** Start Data supplied **

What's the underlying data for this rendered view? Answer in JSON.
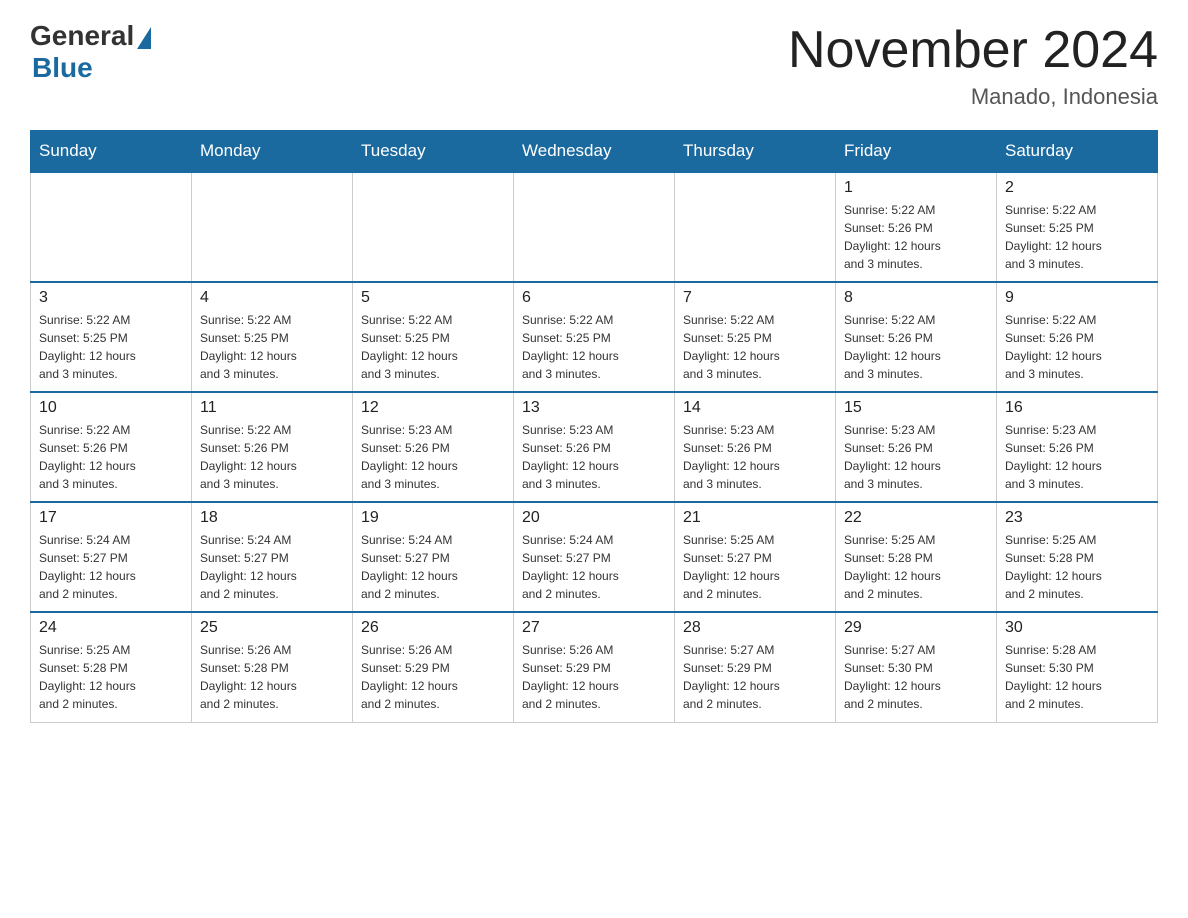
{
  "logo": {
    "general": "General",
    "blue": "Blue"
  },
  "title": {
    "month_year": "November 2024",
    "location": "Manado, Indonesia"
  },
  "header_days": [
    "Sunday",
    "Monday",
    "Tuesday",
    "Wednesday",
    "Thursday",
    "Friday",
    "Saturday"
  ],
  "weeks": [
    {
      "days": [
        {
          "num": "",
          "info": ""
        },
        {
          "num": "",
          "info": ""
        },
        {
          "num": "",
          "info": ""
        },
        {
          "num": "",
          "info": ""
        },
        {
          "num": "",
          "info": ""
        },
        {
          "num": "1",
          "info": "Sunrise: 5:22 AM\nSunset: 5:26 PM\nDaylight: 12 hours\nand 3 minutes."
        },
        {
          "num": "2",
          "info": "Sunrise: 5:22 AM\nSunset: 5:25 PM\nDaylight: 12 hours\nand 3 minutes."
        }
      ]
    },
    {
      "days": [
        {
          "num": "3",
          "info": "Sunrise: 5:22 AM\nSunset: 5:25 PM\nDaylight: 12 hours\nand 3 minutes."
        },
        {
          "num": "4",
          "info": "Sunrise: 5:22 AM\nSunset: 5:25 PM\nDaylight: 12 hours\nand 3 minutes."
        },
        {
          "num": "5",
          "info": "Sunrise: 5:22 AM\nSunset: 5:25 PM\nDaylight: 12 hours\nand 3 minutes."
        },
        {
          "num": "6",
          "info": "Sunrise: 5:22 AM\nSunset: 5:25 PM\nDaylight: 12 hours\nand 3 minutes."
        },
        {
          "num": "7",
          "info": "Sunrise: 5:22 AM\nSunset: 5:25 PM\nDaylight: 12 hours\nand 3 minutes."
        },
        {
          "num": "8",
          "info": "Sunrise: 5:22 AM\nSunset: 5:26 PM\nDaylight: 12 hours\nand 3 minutes."
        },
        {
          "num": "9",
          "info": "Sunrise: 5:22 AM\nSunset: 5:26 PM\nDaylight: 12 hours\nand 3 minutes."
        }
      ]
    },
    {
      "days": [
        {
          "num": "10",
          "info": "Sunrise: 5:22 AM\nSunset: 5:26 PM\nDaylight: 12 hours\nand 3 minutes."
        },
        {
          "num": "11",
          "info": "Sunrise: 5:22 AM\nSunset: 5:26 PM\nDaylight: 12 hours\nand 3 minutes."
        },
        {
          "num": "12",
          "info": "Sunrise: 5:23 AM\nSunset: 5:26 PM\nDaylight: 12 hours\nand 3 minutes."
        },
        {
          "num": "13",
          "info": "Sunrise: 5:23 AM\nSunset: 5:26 PM\nDaylight: 12 hours\nand 3 minutes."
        },
        {
          "num": "14",
          "info": "Sunrise: 5:23 AM\nSunset: 5:26 PM\nDaylight: 12 hours\nand 3 minutes."
        },
        {
          "num": "15",
          "info": "Sunrise: 5:23 AM\nSunset: 5:26 PM\nDaylight: 12 hours\nand 3 minutes."
        },
        {
          "num": "16",
          "info": "Sunrise: 5:23 AM\nSunset: 5:26 PM\nDaylight: 12 hours\nand 3 minutes."
        }
      ]
    },
    {
      "days": [
        {
          "num": "17",
          "info": "Sunrise: 5:24 AM\nSunset: 5:27 PM\nDaylight: 12 hours\nand 2 minutes."
        },
        {
          "num": "18",
          "info": "Sunrise: 5:24 AM\nSunset: 5:27 PM\nDaylight: 12 hours\nand 2 minutes."
        },
        {
          "num": "19",
          "info": "Sunrise: 5:24 AM\nSunset: 5:27 PM\nDaylight: 12 hours\nand 2 minutes."
        },
        {
          "num": "20",
          "info": "Sunrise: 5:24 AM\nSunset: 5:27 PM\nDaylight: 12 hours\nand 2 minutes."
        },
        {
          "num": "21",
          "info": "Sunrise: 5:25 AM\nSunset: 5:27 PM\nDaylight: 12 hours\nand 2 minutes."
        },
        {
          "num": "22",
          "info": "Sunrise: 5:25 AM\nSunset: 5:28 PM\nDaylight: 12 hours\nand 2 minutes."
        },
        {
          "num": "23",
          "info": "Sunrise: 5:25 AM\nSunset: 5:28 PM\nDaylight: 12 hours\nand 2 minutes."
        }
      ]
    },
    {
      "days": [
        {
          "num": "24",
          "info": "Sunrise: 5:25 AM\nSunset: 5:28 PM\nDaylight: 12 hours\nand 2 minutes."
        },
        {
          "num": "25",
          "info": "Sunrise: 5:26 AM\nSunset: 5:28 PM\nDaylight: 12 hours\nand 2 minutes."
        },
        {
          "num": "26",
          "info": "Sunrise: 5:26 AM\nSunset: 5:29 PM\nDaylight: 12 hours\nand 2 minutes."
        },
        {
          "num": "27",
          "info": "Sunrise: 5:26 AM\nSunset: 5:29 PM\nDaylight: 12 hours\nand 2 minutes."
        },
        {
          "num": "28",
          "info": "Sunrise: 5:27 AM\nSunset: 5:29 PM\nDaylight: 12 hours\nand 2 minutes."
        },
        {
          "num": "29",
          "info": "Sunrise: 5:27 AM\nSunset: 5:30 PM\nDaylight: 12 hours\nand 2 minutes."
        },
        {
          "num": "30",
          "info": "Sunrise: 5:28 AM\nSunset: 5:30 PM\nDaylight: 12 hours\nand 2 minutes."
        }
      ]
    }
  ]
}
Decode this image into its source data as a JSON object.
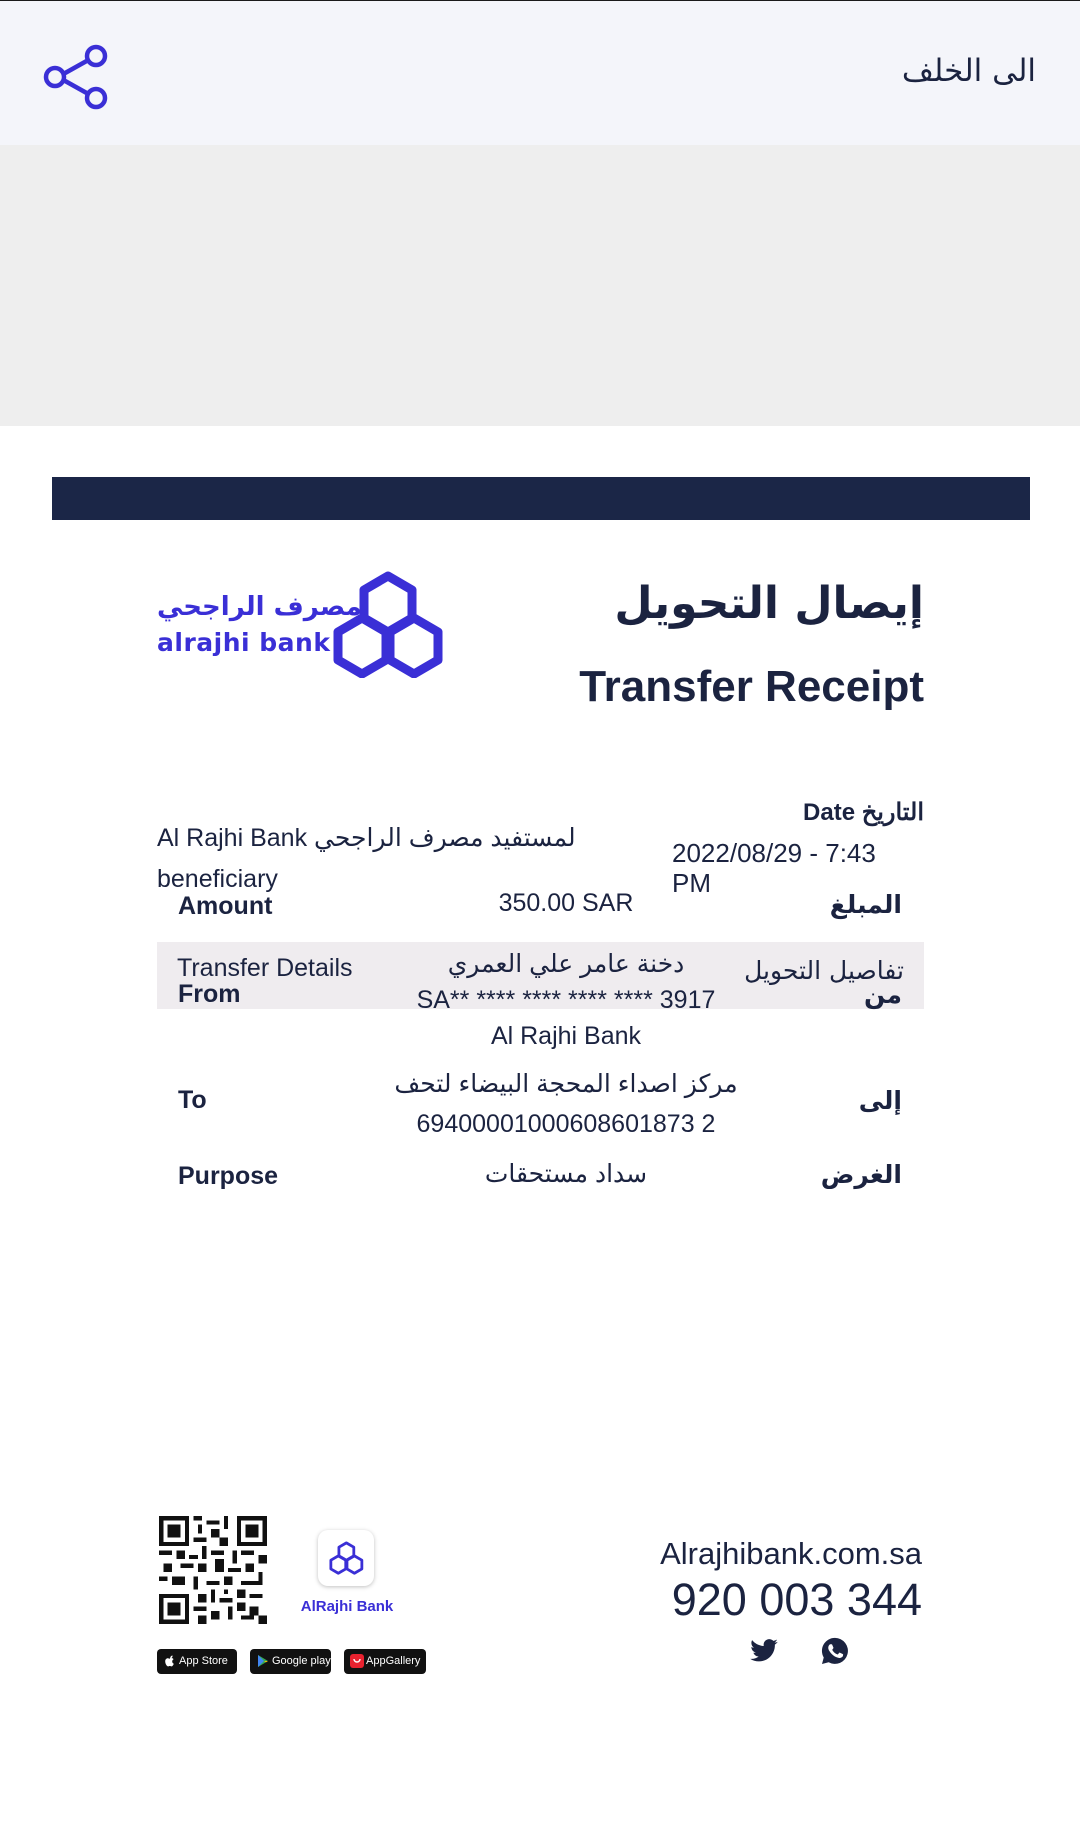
{
  "header": {
    "back_label": "الى الخلف",
    "share_icon": "share-icon"
  },
  "logo": {
    "arabic": "مصرف الراجحي",
    "english": "alrajhi bank"
  },
  "receipt": {
    "title_ar": "إيصال التحويل",
    "title_en": "Transfer Receipt",
    "beneficiary_text": "Al Rajhi Bank لمستفيد مصرف الراجحي beneficiary",
    "date_label": "Date التاريخ",
    "date_value": "2022/08/29 - 7:43 PM"
  },
  "details": {
    "header_en": "Transfer Details",
    "header_ar": "تفاصيل التحويل",
    "rows": [
      {
        "label_en": "Amount",
        "label_ar": "المبلغ",
        "lines": [
          "350.00 SAR"
        ]
      },
      {
        "label_en": "From",
        "label_ar": "من",
        "lines": [
          "دخنة عامر علي العمري",
          "SA** **** **** **** **** 3917",
          "Al Rajhi Bank"
        ]
      },
      {
        "label_en": "To",
        "label_ar": "إلى",
        "lines": [
          "مركز اصداء المحجة البيضاء لتحف",
          "69400001000608601873 2"
        ]
      },
      {
        "label_en": "Purpose",
        "label_ar": "الغرض",
        "lines": [
          "سداد مستحقات"
        ]
      }
    ]
  },
  "footer": {
    "app_label": "AlRajhi Bank",
    "stores": [
      "App Store",
      "Google play",
      "AppGallery"
    ],
    "website": "Alrajhibank.com.sa",
    "phone": "920 003 344",
    "social_icons": [
      "twitter-icon",
      "whatsapp-icon"
    ]
  },
  "colors": {
    "navy": "#1b2647",
    "brand_purple": "#3a2fd6",
    "topbar_bg": "#f4f5fa",
    "details_header_bg": "#efecef"
  }
}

** End Data supplied **

### What you will do:
Only lines with "JSON" are wanted here; list each of them.

### Complete response:
What's the underlying data for this rendered view? Answer in JSON.
Decode this image into its source data as a JSON object.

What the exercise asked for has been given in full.